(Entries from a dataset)
^^^^

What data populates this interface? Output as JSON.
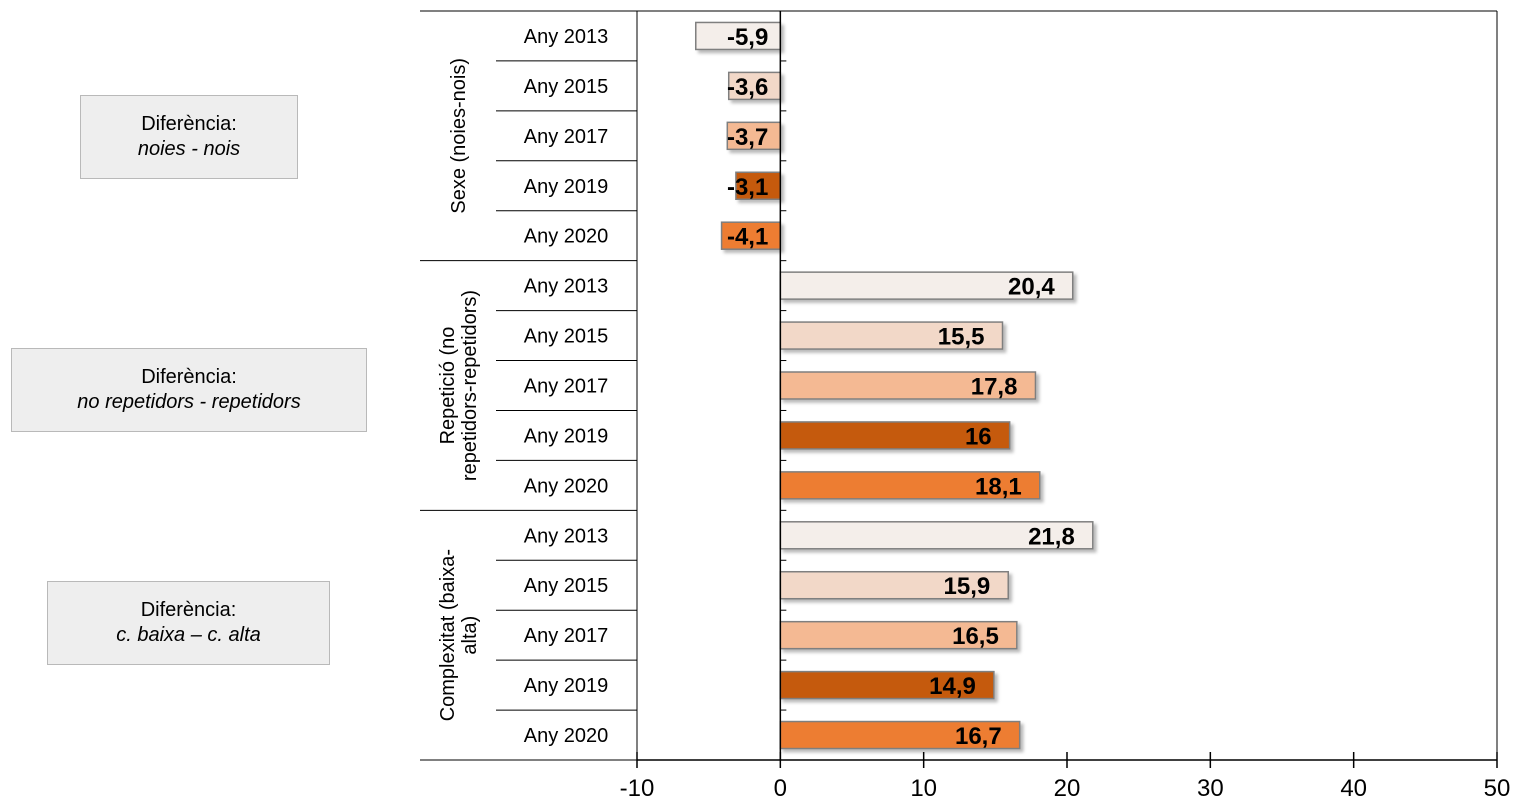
{
  "notes": [
    {
      "line1": "Diferència:",
      "line2": "noies - nois"
    },
    {
      "line1": "Diferència:",
      "line2": "no repetidors - repetidors"
    },
    {
      "line1": "Diferència:",
      "line2": "c. baixa – c. alta"
    }
  ],
  "chart_data": {
    "type": "bar",
    "orientation": "horizontal",
    "title": "",
    "xlabel": "",
    "ylabel": "",
    "xlim": [
      -10,
      50
    ],
    "x_ticks": [
      "-10",
      "0",
      "10",
      "20",
      "30",
      "40",
      "50"
    ],
    "grid": false,
    "legend": "none",
    "groups": [
      {
        "name": "Sexe (noies-nois)",
        "name_lines": [
          "Sexe (noies-nois)"
        ],
        "categories": [
          "Any 2013",
          "Any 2015",
          "Any 2017",
          "Any 2019",
          "Any 2020"
        ],
        "values": [
          -5.9,
          -3.6,
          -3.7,
          -3.1,
          -4.1
        ],
        "labels": [
          "-5,9",
          "-3,6",
          "-3,7",
          "-3,1",
          "-4,1"
        ]
      },
      {
        "name": "Repetició (no repetidors-repetidors)",
        "name_lines": [
          "Repetició (no",
          "repetidors-repetidors)"
        ],
        "categories": [
          "Any 2013",
          "Any 2015",
          "Any 2017",
          "Any 2019",
          "Any 2020"
        ],
        "values": [
          20.4,
          15.5,
          17.8,
          16,
          18.1
        ],
        "labels": [
          "20,4",
          "15,5",
          "17,8",
          "16",
          "18,1"
        ]
      },
      {
        "name": "Complexitat (baixa-alta)",
        "name_lines": [
          "Complexitat (baixa-",
          "alta)"
        ],
        "categories": [
          "Any 2013",
          "Any 2015",
          "Any 2017",
          "Any 2019",
          "Any 2020"
        ],
        "values": [
          21.8,
          15.9,
          16.5,
          14.9,
          16.7
        ],
        "labels": [
          "21,8",
          "15,9",
          "16,5",
          "14,9",
          "16,7"
        ]
      }
    ],
    "year_colors": [
      "#f4eeea",
      "#f2d8c8",
      "#f4b993",
      "#c55a11",
      "#ed7d31"
    ]
  }
}
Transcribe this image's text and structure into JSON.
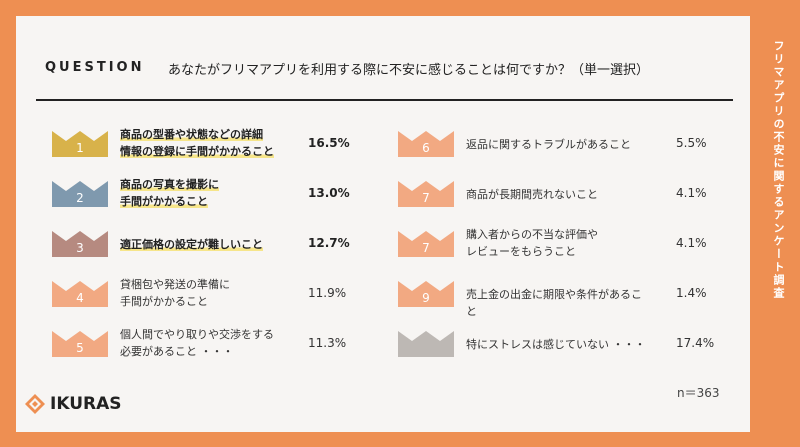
{
  "side_title": "フリマアプリの不安に関するアンケート調査",
  "question": {
    "label": "QUESTION",
    "text": "あなたがフリマアプリを利用する際に不安に感じることは何ですか？（単一選択）"
  },
  "sample_size": "n＝363",
  "logo": {
    "text": "IKURAS",
    "icon": "ikuras-diamond-icon"
  },
  "colors": {
    "rank1": "#D8B24A",
    "rank2": "#7F99AE",
    "rank3": "#B68A80",
    "rank_other": "#F2A982",
    "rank_none": "#BDB8B4",
    "highlight": "#F6E58A"
  },
  "chart_data": {
    "type": "table",
    "unit": "%",
    "items": [
      {
        "rank": "1",
        "label_lines": [
          "商品の型番や状態などの詳細",
          "情報の登録に手間がかかること"
        ],
        "value": 16.5,
        "value_label": "16.5%"
      },
      {
        "rank": "2",
        "label_lines": [
          "商品の写真を撮影に",
          "手間がかかること"
        ],
        "value": 13.0,
        "value_label": "13.0%"
      },
      {
        "rank": "3",
        "label_lines": [
          "適正価格の設定が難しいこと"
        ],
        "value": 12.7,
        "value_label": "12.7%"
      },
      {
        "rank": "4",
        "label_lines": [
          "貸梱包や発送の準備に",
          "手間がかかること"
        ],
        "value": 11.9,
        "value_label": "11.9%"
      },
      {
        "rank": "5",
        "label_lines": [
          "個人間でやり取りや交渉をする",
          "必要があること ・・・"
        ],
        "value": 11.3,
        "value_label": "11.3%"
      },
      {
        "rank": "6",
        "label_lines": [
          "返品に関するトラブルがあること"
        ],
        "value": 5.5,
        "value_label": "5.5%"
      },
      {
        "rank": "7",
        "label_lines": [
          "商品が長期間売れないこと"
        ],
        "value": 4.1,
        "value_label": "4.1%"
      },
      {
        "rank": "7",
        "label_lines": [
          "購入者からの不当な評価や",
          "レビューをもらうこと"
        ],
        "value": 4.1,
        "value_label": "4.1%"
      },
      {
        "rank": "9",
        "label_lines": [
          "売上金の出金に期限や条件があること"
        ],
        "value": 1.4,
        "value_label": "1.4%"
      },
      {
        "rank": "",
        "label_lines": [
          "特にストレスは感じていない ・・・"
        ],
        "value": 17.4,
        "value_label": "17.4%"
      }
    ]
  }
}
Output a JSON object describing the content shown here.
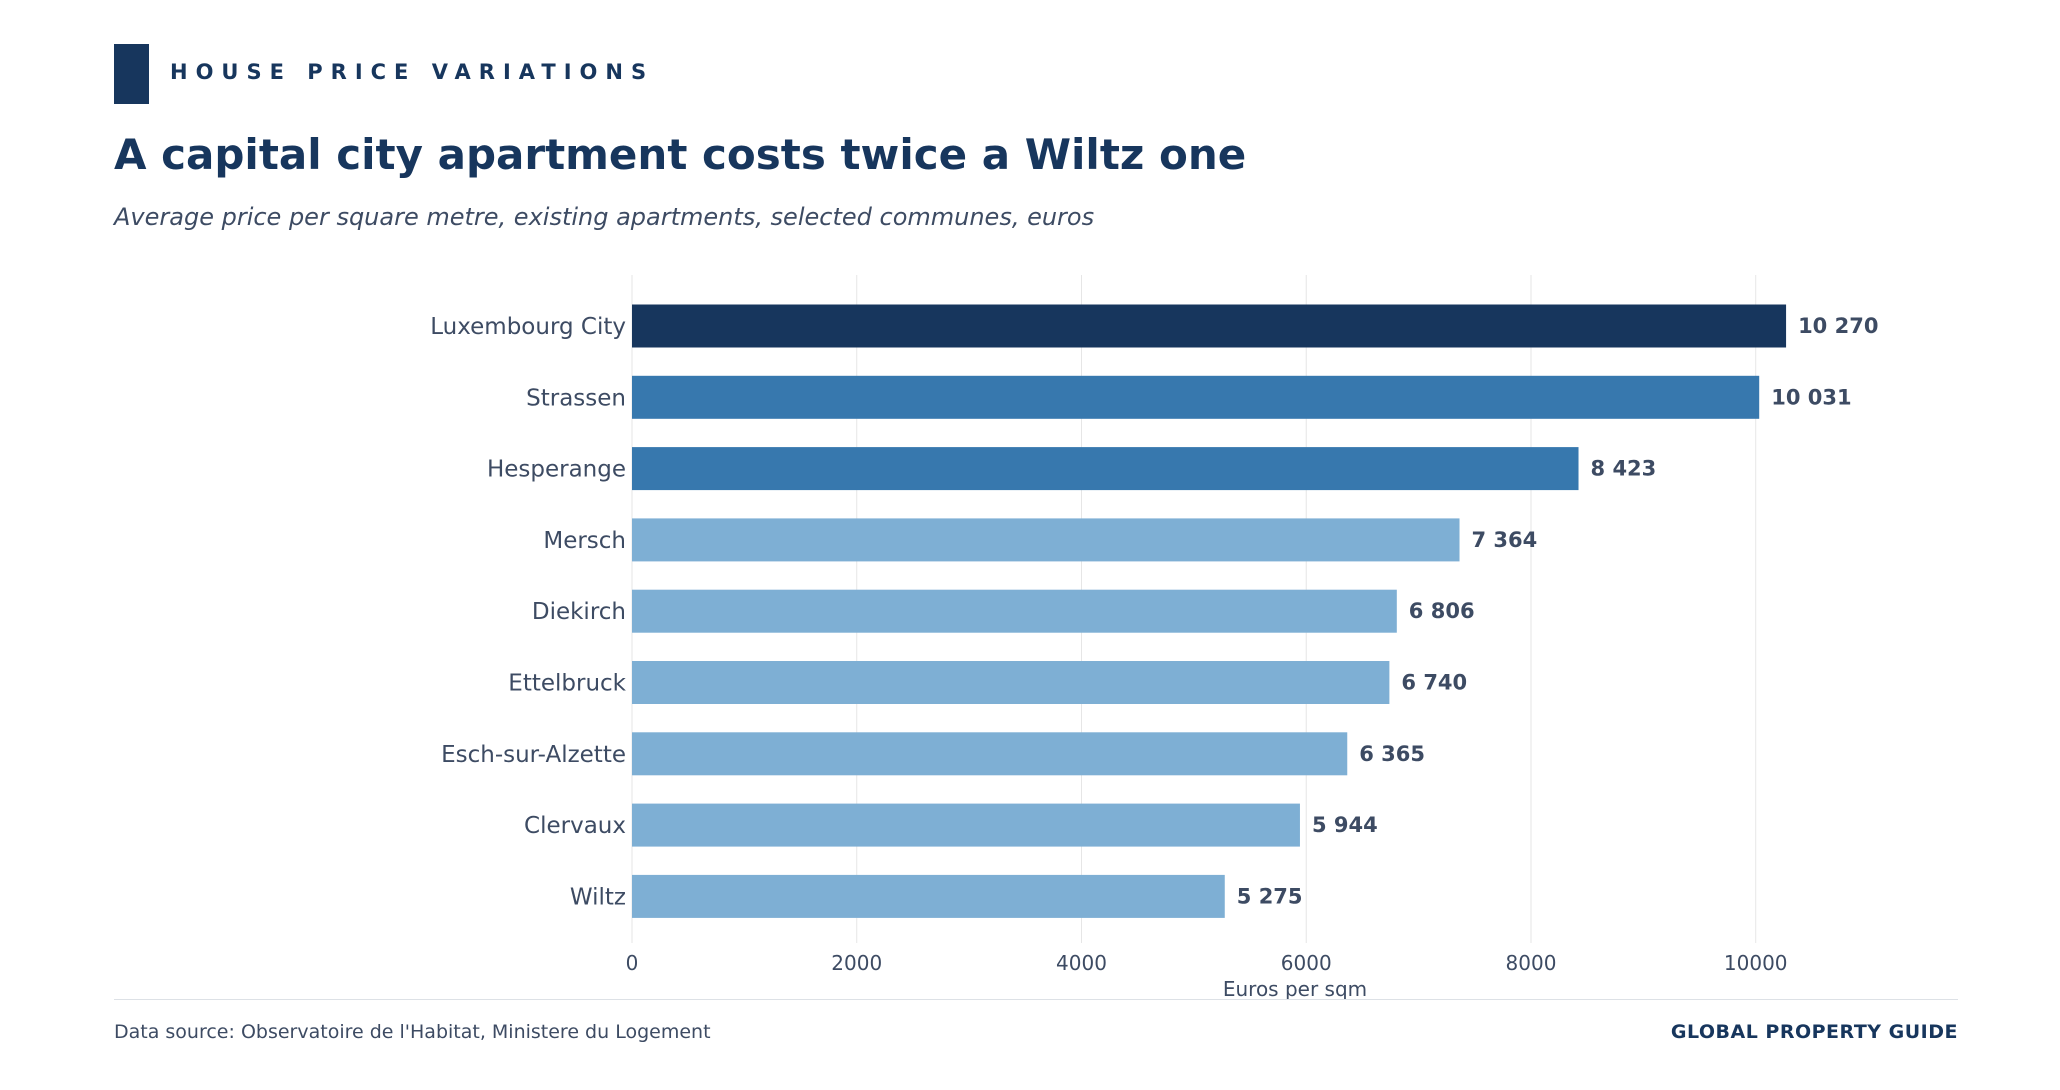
{
  "header": {
    "eyebrow": "HOUSE PRICE VARIATIONS",
    "title": "A capital city apartment costs twice a Wiltz one",
    "subtitle": "Average price per square metre, existing apartments, selected communes, euros"
  },
  "footer": {
    "source": "Data source: Observatoire de l'Habitat, Ministere du Logement",
    "brand": "GLOBAL PROPERTY GUIDE"
  },
  "colors": {
    "dark": "#17365d",
    "medium": "#3778ae",
    "light": "#7eafd4",
    "text": "#3d4b63",
    "grid": "#e6e6e6"
  },
  "chart_data": {
    "type": "bar",
    "orientation": "horizontal",
    "categories": [
      "Luxembourg City",
      "Strassen",
      "Hesperange",
      "Mersch",
      "Diekirch",
      "Ettelbruck",
      "Esch-sur-Alzette",
      "Clervaux",
      "Wiltz"
    ],
    "values": [
      10270,
      10031,
      8423,
      7364,
      6806,
      6740,
      6365,
      5944,
      5275
    ],
    "value_labels": [
      "10 270",
      "10 031",
      "8 423",
      "7 364",
      "6 806",
      "6 740",
      "6 365",
      "5 944",
      "5 275"
    ],
    "bar_colors": [
      "dark",
      "medium",
      "medium",
      "light",
      "light",
      "light",
      "light",
      "light",
      "light"
    ],
    "xlabel": "Euros per sqm",
    "ylabel": "",
    "xlim": [
      0,
      11800
    ],
    "xticks": [
      0,
      2000,
      4000,
      6000,
      8000,
      10000
    ],
    "grid": "vertical"
  }
}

^^^^

Task instructions =>
From the listing above, return each line with the word "noies".

Solution below =>
      "line2": "noies - nois"
        "name": "Sexe (noies-nois)",
          "Sexe (noies-nois)"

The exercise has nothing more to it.